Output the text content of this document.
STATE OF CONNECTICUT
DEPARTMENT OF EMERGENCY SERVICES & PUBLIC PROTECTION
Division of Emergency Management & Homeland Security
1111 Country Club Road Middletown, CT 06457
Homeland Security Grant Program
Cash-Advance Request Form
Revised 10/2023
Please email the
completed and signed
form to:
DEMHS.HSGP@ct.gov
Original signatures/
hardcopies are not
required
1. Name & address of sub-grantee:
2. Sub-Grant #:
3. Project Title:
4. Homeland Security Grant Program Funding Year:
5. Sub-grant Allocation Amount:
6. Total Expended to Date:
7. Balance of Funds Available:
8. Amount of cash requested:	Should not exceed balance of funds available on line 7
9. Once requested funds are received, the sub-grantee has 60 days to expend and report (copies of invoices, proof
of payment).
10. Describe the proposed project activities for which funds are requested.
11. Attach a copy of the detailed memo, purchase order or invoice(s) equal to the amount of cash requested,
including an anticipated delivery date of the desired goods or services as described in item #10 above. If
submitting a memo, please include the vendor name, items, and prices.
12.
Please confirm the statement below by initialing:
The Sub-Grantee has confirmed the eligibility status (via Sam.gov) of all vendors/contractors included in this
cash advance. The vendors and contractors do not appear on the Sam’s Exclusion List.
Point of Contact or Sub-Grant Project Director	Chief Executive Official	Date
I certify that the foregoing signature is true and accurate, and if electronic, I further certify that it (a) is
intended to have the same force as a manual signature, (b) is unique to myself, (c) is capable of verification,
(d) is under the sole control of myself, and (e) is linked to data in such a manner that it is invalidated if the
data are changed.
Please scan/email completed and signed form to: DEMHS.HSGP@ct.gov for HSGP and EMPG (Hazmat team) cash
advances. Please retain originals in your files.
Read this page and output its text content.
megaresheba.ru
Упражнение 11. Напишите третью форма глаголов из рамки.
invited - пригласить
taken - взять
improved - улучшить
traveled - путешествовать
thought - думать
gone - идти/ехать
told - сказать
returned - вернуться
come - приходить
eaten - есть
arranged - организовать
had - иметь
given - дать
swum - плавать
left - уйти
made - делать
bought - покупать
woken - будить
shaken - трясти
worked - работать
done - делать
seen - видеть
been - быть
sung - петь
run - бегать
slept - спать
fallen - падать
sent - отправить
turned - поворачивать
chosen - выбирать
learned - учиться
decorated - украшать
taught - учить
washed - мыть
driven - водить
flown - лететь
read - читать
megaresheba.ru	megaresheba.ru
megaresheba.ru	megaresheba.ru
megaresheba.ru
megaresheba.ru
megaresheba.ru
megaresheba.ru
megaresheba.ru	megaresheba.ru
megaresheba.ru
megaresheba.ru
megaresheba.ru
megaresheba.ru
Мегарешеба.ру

###

* Written exercise *
Read the lines above. Gather those in which the string "contractors" is found.

* Output *
The Sub-Grantee has confirmed the eligibility status (via Sam.gov) of all vendors/contractors included in this
cash advance. The vendors and contractors do not appear on the Sam’s Exclusion List.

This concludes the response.